Prompt: Please continue the article on pediatric health studies from where it stops, starting right after its last sentence.

Source extract:
BEGIN
May 6th, 2013
05:40 PM ET
From cyber-bullying that could threaten your teen’s self-esteem, to dangerous distractions that could cause you to crash while driving your kids, here’s a look at five important studies about the health of children being presented this week at a large pediatric conference in Washington.
1. Moms and dads are distracted while driving kids
Researchers asked 600 parents what distractions they encountered while driving their most precious cargo: Their children. Among the interruptions: Talking on the phone, texting, surfing the Internet, checking a navigation system, and changing a CD or DVD.
Almost 90% of parents admitted to doing at least one of these technology-based distractions.
2. Teen drivers are distracted, too
In another study, researchers reviewed a survey of 7,833 high schoolers. During the past 30 days, almost half had texted or emailed while driving.
Laws banning texting didn’t seem to stop the behavior all that much. In states where texting was illegal, 39% of teens still sent messages, compared to 44% of teens in states without restrictions.
“The reality is that millions of teens text while driving,” said Dr. Andrew Adesman, the study’s senior investigator, who specializes in the behavior of kids at Cohen Children’s Medical Center of New York.
3. Teenage cyber-bullying hurts a lot of kids
Another of Adesman’s studies looked at how texting and other electronic means of communicating are empowering high school bullies. Researchers reviewed a survey of more than 15,000 high school students.
One in six acknowledged getting bullied electronically in the last year. More girls reported being attacked than boys.
“We must recognize that these new technologies carry with them the potential to traumatize youth in new and different ways,” Adesman said.
4. High school athletes hide concussions
In this study, researchers asked 120 high school football players in Cincinnati whether they’d let a concussion sideline them.
END
Extracted information:
BEGIN
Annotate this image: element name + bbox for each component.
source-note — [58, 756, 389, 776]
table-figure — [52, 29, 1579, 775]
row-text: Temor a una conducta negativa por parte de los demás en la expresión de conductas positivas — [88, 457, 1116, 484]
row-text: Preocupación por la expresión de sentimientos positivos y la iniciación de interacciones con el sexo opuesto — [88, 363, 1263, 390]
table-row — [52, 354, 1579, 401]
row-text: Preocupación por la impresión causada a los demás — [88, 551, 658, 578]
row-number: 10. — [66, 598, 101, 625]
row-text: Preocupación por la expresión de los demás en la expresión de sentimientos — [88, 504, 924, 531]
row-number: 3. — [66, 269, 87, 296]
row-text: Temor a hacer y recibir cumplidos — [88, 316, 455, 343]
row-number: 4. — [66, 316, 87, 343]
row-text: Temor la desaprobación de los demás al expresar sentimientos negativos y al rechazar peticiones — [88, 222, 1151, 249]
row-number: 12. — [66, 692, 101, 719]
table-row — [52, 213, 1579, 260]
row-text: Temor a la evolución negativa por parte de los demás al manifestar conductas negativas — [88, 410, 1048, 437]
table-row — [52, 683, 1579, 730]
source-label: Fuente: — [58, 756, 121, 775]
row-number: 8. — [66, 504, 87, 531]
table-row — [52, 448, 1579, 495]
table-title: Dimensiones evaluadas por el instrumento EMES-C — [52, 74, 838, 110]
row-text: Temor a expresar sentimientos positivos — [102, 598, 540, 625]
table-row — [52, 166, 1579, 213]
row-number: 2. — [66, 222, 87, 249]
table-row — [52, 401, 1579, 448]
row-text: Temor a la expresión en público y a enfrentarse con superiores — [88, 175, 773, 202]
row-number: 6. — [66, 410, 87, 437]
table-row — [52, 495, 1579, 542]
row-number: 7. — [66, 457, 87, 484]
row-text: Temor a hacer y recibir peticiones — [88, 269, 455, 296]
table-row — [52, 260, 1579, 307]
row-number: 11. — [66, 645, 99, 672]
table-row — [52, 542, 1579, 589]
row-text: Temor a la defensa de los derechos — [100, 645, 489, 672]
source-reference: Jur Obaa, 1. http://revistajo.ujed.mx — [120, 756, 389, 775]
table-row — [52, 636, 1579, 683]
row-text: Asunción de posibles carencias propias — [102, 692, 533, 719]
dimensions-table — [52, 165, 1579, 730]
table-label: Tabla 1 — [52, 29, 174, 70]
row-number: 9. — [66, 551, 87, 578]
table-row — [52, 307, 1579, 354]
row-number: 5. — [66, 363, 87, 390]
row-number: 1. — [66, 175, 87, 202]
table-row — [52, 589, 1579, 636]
END
Answer section:
The football players were well aware of the symptoms - headache, dizziness, difficulty remembering, sensitivity to light and sound, difficulty concentrating, feeling in a fog - but only half said they’d fess up and report a potential concussion to their coach.
A small percentage even said “athletes have a responsibility to play in important games with a concussion,” according to the study’s co-author, Dr. Brit Anderson, who specializes in pediatric emergency medicine at Cincinnati Children's Hospital Medical Center.
“It is possible that concussion education alone may not be enough to promote safe concussion behaviors in high school football players,” Anderson said.
5. Doctors aren't following guidelines to treat preschoolers with ADHD
For preschoolers with attention-deficit hyperactivity disorder the initial recommended treatment is behavior therapy—not medication.
But this new study finds 1 in 5 specialists—neurologists, psychiatrists, developmental pediatricians—are using medication as part of the initial treatment, either alone or along with the recommended behavior therapy. Researchers heard from 611 specialists to reach their conclusion.
“It is unclear why so many physicians who specialize in the management of ADHD…fail to comply with recently published treatment guidelines,” said Adesman, who was also involved in this new research.
Adesman says parents should know that, generally, using medication as the first treatment for their preschooler’s ADHD isn’t recommended.